(begin)

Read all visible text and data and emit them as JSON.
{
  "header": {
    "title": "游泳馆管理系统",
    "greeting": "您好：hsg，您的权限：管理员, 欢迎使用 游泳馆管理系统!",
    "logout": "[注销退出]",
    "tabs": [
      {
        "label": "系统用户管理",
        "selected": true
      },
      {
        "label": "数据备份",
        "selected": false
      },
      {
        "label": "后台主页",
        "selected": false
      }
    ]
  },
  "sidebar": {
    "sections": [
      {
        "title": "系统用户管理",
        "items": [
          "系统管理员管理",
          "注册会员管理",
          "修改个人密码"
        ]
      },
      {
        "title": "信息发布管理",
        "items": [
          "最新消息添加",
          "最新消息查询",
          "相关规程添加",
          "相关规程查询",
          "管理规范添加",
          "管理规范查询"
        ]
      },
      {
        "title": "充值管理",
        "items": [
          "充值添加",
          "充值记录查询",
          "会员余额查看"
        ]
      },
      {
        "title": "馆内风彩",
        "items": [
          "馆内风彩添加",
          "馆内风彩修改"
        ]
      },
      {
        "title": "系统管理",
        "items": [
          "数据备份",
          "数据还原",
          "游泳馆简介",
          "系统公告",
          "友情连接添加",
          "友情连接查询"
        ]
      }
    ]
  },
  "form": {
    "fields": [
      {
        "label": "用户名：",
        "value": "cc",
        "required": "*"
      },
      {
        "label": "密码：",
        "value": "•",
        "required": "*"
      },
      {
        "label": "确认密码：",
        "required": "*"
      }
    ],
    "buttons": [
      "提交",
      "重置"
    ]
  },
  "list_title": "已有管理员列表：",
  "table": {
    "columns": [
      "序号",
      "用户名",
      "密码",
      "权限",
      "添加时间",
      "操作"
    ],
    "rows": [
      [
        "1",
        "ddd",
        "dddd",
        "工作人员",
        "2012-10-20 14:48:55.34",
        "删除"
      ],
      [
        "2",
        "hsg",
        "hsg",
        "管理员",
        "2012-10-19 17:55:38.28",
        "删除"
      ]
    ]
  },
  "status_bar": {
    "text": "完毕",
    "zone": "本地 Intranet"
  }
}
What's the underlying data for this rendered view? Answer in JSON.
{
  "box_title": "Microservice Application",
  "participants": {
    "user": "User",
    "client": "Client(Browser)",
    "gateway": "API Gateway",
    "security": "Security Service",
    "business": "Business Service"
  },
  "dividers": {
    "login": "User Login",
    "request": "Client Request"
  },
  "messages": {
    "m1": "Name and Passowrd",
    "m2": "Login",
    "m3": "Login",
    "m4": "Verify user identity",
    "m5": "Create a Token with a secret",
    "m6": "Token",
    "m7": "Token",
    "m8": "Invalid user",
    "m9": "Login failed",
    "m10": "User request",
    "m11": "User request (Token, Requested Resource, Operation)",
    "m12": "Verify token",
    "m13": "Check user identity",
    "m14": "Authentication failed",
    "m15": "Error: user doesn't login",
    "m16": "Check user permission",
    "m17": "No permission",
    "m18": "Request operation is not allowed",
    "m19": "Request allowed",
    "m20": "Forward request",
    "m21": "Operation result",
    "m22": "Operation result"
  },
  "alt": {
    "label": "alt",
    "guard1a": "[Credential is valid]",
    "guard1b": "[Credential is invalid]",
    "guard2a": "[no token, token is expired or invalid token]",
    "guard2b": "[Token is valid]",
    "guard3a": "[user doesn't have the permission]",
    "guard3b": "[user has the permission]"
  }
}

(end)

Stated problem
Reproduce the entries above in full, verbatim.

Task solution
Read all visible text and data and emit them as JSON.
{
  "header": {
    "title": "游泳馆管理系统",
    "greeting": "您好：hsg，您的权限：管理员, 欢迎使用 游泳馆管理系统!",
    "logout": "[注销退出]",
    "tabs": [
      {
        "label": "系统用户管理",
        "selected": true
      },
      {
        "label": "数据备份",
        "selected": false
      },
      {
        "label": "后台主页",
        "selected": false
      }
    ]
  },
  "sidebar": {
    "sections": [
      {
        "title": "系统用户管理",
        "items": [
          "系统管理员管理",
          "注册会员管理",
          "修改个人密码"
        ]
      },
      {
        "title": "信息发布管理",
        "items": [
          "最新消息添加",
          "最新消息查询",
          "相关规程添加",
          "相关规程查询",
          "管理规范添加",
          "管理规范查询"
        ]
      },
      {
        "title": "充值管理",
        "items": [
          "充值添加",
          "充值记录查询",
          "会员余额查看"
        ]
      },
      {
        "title": "馆内风彩",
        "items": [
          "馆内风彩添加",
          "馆内风彩修改"
        ]
      },
      {
        "title": "系统管理",
        "items": [
          "数据备份",
          "数据还原",
          "游泳馆简介",
          "系统公告",
          "友情连接添加",
          "友情连接查询"
        ]
      }
    ]
  },
  "form": {
    "fields": [
      {
        "label": "用户名：",
        "value": "cc",
        "required": "*"
      },
      {
        "label": "密码：",
        "value": "•",
        "required": "*"
      },
      {
        "label": "确认密码：",
        "required": "*"
      }
    ],
    "buttons": [
      "提交",
      "重置"
    ]
  },
  "list_title": "已有管理员列表：",
  "table": {
    "columns": [
      "序号",
      "用户名",
      "密码",
      "权限",
      "添加时间",
      "操作"
    ],
    "rows": [
      [
        "1",
        "ddd",
        "dddd",
        "工作人员",
        "2012-10-20 14:48:55.34",
        "删除"
      ],
      [
        "2",
        "hsg",
        "hsg",
        "管理员",
        "2012-10-19 17:55:38.28",
        "删除"
      ]
    ]
  },
  "status_bar": {
    "text": "完毕",
    "zone": "本地 Intranet"
  }
}
What's the underlying data for this rendered view? Answer in JSON.
{
  "box_title": "Microservice Application",
  "participants": {
    "user": "User",
    "client": "Client(Browser)",
    "gateway": "API Gateway",
    "security": "Security Service",
    "business": "Business Service"
  },
  "dividers": {
    "login": "User Login",
    "request": "Client Request"
  },
  "messages": {
    "m1": "Name and Passowrd",
    "m2": "Login",
    "m3": "Login",
    "m4": "Verify user identity",
    "m5": "Create a Token with a secret",
    "m6": "Token",
    "m7": "Token",
    "m8": "Invalid user",
    "m9": "Login failed",
    "m10": "User request",
    "m11": "User request (Token, Requested Resource, Operation)",
    "m12": "Verify token",
    "m13": "Check user identity",
    "m14": "Authentication failed",
    "m15": "Error: user doesn't login",
    "m16": "Check user permission",
    "m17": "No permission",
    "m18": "Request operation is not allowed",
    "m19": "Request allowed",
    "m20": "Forward request",
    "m21": "Operation result",
    "m22": "Operation result"
  },
  "alt": {
    "label": "alt",
    "guard1a": "[Credential is valid]",
    "guard1b": "[Credential is invalid]",
    "guard2a": "[no token, token is expired or invalid token]",
    "guard2b": "[Token is valid]",
    "guard3a": "[user doesn't have the permission]",
    "guard3b": "[user has the permission]"
  }
}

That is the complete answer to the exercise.